Travail à faire:
1. Traduisez en anglais cette phrase de l'article sur la victoire des Alouettes à Hamilton : « Tu as beau être préparé de manière optimale stratégiquement, ça reste un sport de contacts. »
2. Recopiez le passage de l'article sur la victoire des Alouettes à Hamilton situé entre « Ça aurait été » et « les dernières minutes. », bornes incluses.

Extrait de page:
▼

Ce qui à mon sens ressort le plus de la victoire inattendue acquise par les Alouettes jeudi soir à Hamilton, c’est tout le caractère qu’a démontré ce groupe de joueurs dans des circonstances plutôt ardues.

Après tout, les Montréalais se frottaient à une formation possédant une fiche immaculée à domicile depuis l’inauguration du Tim Hortons Field, et à un environnement bruyant et hostile. Ça prend une bonne dose de caractère pour relever un tel défi, et encore davantage lorsque le quart partant tombe au combat après à peine une vingtaine de minutes de jeu.

Quelle a été la réaction des troupes lorsque Rakeem Cato a été sorti de la rencontre? On ne s’est pas effondré, on s’est serré les coudes et poussé dans la même direction. En dépit des distractions de la semaine dernière, on a semblé voir une équipe plus unie que jamais.

Ça aurait été facile de baisser les bras et d’adopter une attitude défaitiste lorsque les Tiger-Cats ont égalé le pointage 23-23 en début de quatrième quart. Malgré le pointage, les Alouettes avaient contrôlé de grandes portions du duel. De voir l’adversaire faire fi de cela et remonter la pente peut s’avérer dévastateur pour le moral. Au contraire, ils sont revenus plus forts encore et ont orchestré la poussée victorieuse couronnée par le botté de précision de Boris Bede dans les dernières minutes.

Ce qui saute aux yeux à mon avis, c’est l’engagement physique de tous et chacun. Tu as beau être préparé de manière optimale stratégiquement, ça reste un sport de contacts. Les Ti-Cats, lorsqu’ils évoluent devant leurs partisans, n’ont pas été habitués à se faire brasser. D’ordinaire, ce sont eux qui mènent le bal et qui imposent leur loi. Contre les Alouettes, ils ont carrément été amenés dans un contexte qui leur était inconnu.

▲

Données fournies:
▼

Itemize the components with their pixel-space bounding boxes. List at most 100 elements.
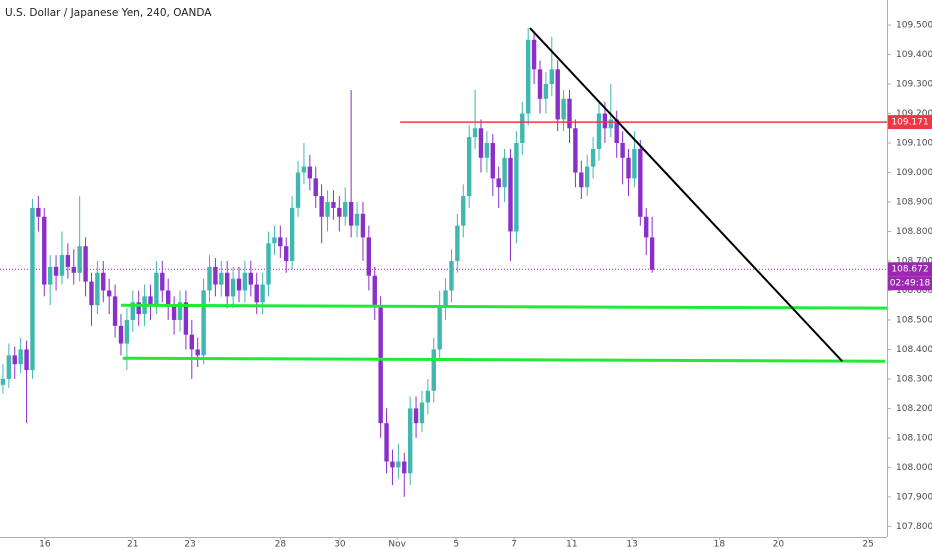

▲

Corrigé des exercices:
1. You can be optimally prepared strategically, but it is still a contact sport.

2.
Ça aurait été facile de baisser les bras et d’adopter une attitude défaitiste lorsque les Tiger-Cats ont égalé le pointage 23-23 en début de quatrième quart. Malgré le pointage, les Alouettes avaient contrôlé de grandes portions du duel. De voir l’adversaire faire fi de cela et remonter la pente peut s’avérer dévastateur pour le moral. Au contraire, ils sont revenus plus forts encore et ont orchestré la poussée victorieuse couronnée par le botté de précision de Boris Bede dans les dernières minutes.